— Instruction —
Every entry below should be transcribed exactly; pictures stay out of the copy.
* begin Provided records *
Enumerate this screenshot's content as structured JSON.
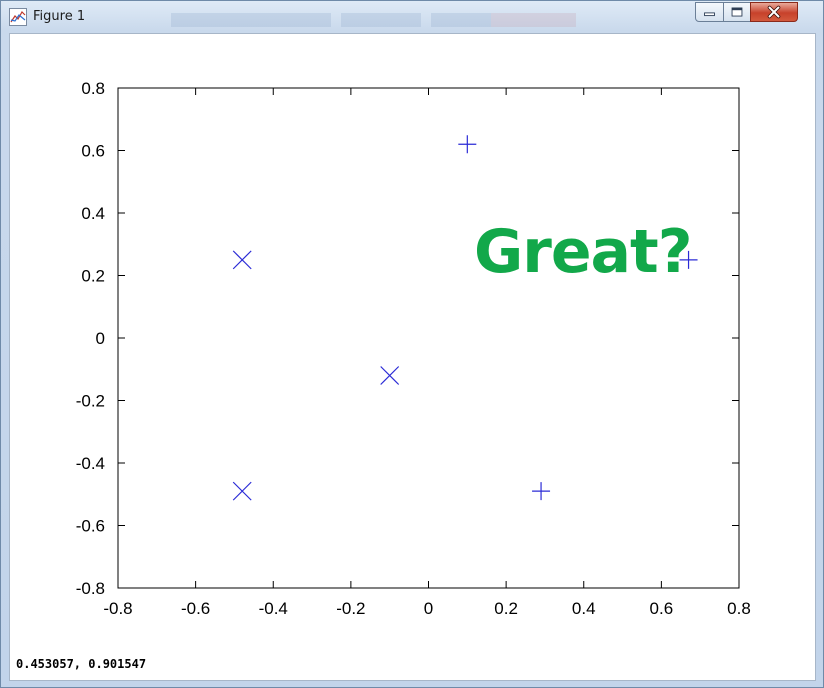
{
  "window": {
    "title": "Figure 1",
    "icon": "figure-chart-icon",
    "controls": [
      "minimize-icon",
      "maximize-icon",
      "close-icon"
    ]
  },
  "statusbar": {
    "coords": "0.453057, 0.901547"
  },
  "annotation": {
    "text": "Great?",
    "color": "#12a84a"
  },
  "chart_data": {
    "type": "scatter",
    "title": "",
    "xlabel": "",
    "ylabel": "",
    "xlim": [
      -0.8,
      0.8
    ],
    "ylim": [
      -0.8,
      0.8
    ],
    "xticks": [
      -0.8,
      -0.6,
      -0.4,
      -0.2,
      0,
      0.2,
      0.4,
      0.6,
      0.8
    ],
    "yticks": [
      -0.8,
      -0.6,
      -0.4,
      -0.2,
      0,
      0.2,
      0.4,
      0.6,
      0.8
    ],
    "xtick_labels": [
      "-0.8",
      "-0.6",
      "-0.4",
      "-0.2",
      "0",
      "0.2",
      "0.4",
      "0.6",
      "0.8"
    ],
    "ytick_labels": [
      "-0.8",
      "-0.6",
      "-0.4",
      "-0.2",
      "0",
      "0.2",
      "0.4",
      "0.6",
      "0.8"
    ],
    "grid": false,
    "marker_color": "#2b2bd6",
    "series": [
      {
        "marker": "x",
        "points": [
          {
            "x": -0.48,
            "y": 0.25
          },
          {
            "x": -0.1,
            "y": -0.12
          },
          {
            "x": -0.48,
            "y": -0.49
          }
        ]
      },
      {
        "marker": "+",
        "points": [
          {
            "x": 0.1,
            "y": 0.62
          },
          {
            "x": 0.67,
            "y": 0.25
          },
          {
            "x": 0.29,
            "y": -0.49
          }
        ]
      }
    ]
  }
}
* end Provided records *
— Answer for the task —
Enumerate this screenshot's content as structured JSON.
{
  "window": {
    "title": "Figure 1",
    "icon": "figure-chart-icon",
    "controls": [
      "minimize-icon",
      "maximize-icon",
      "close-icon"
    ]
  },
  "statusbar": {
    "coords": "0.453057, 0.901547"
  },
  "annotation": {
    "text": "Great?",
    "color": "#12a84a"
  },
  "chart_data": {
    "type": "scatter",
    "title": "",
    "xlabel": "",
    "ylabel": "",
    "xlim": [
      -0.8,
      0.8
    ],
    "ylim": [
      -0.8,
      0.8
    ],
    "xticks": [
      -0.8,
      -0.6,
      -0.4,
      -0.2,
      0,
      0.2,
      0.4,
      0.6,
      0.8
    ],
    "yticks": [
      -0.8,
      -0.6,
      -0.4,
      -0.2,
      0,
      0.2,
      0.4,
      0.6,
      0.8
    ],
    "xtick_labels": [
      "-0.8",
      "-0.6",
      "-0.4",
      "-0.2",
      "0",
      "0.2",
      "0.4",
      "0.6",
      "0.8"
    ],
    "ytick_labels": [
      "-0.8",
      "-0.6",
      "-0.4",
      "-0.2",
      "0",
      "0.2",
      "0.4",
      "0.6",
      "0.8"
    ],
    "grid": false,
    "marker_color": "#2b2bd6",
    "series": [
      {
        "marker": "x",
        "points": [
          {
            "x": -0.48,
            "y": 0.25
          },
          {
            "x": -0.1,
            "y": -0.12
          },
          {
            "x": -0.48,
            "y": -0.49
          }
        ]
      },
      {
        "marker": "+",
        "points": [
          {
            "x": 0.1,
            "y": 0.62
          },
          {
            "x": 0.67,
            "y": 0.25
          },
          {
            "x": 0.29,
            "y": -0.49
          }
        ]
      }
    ]
  }
}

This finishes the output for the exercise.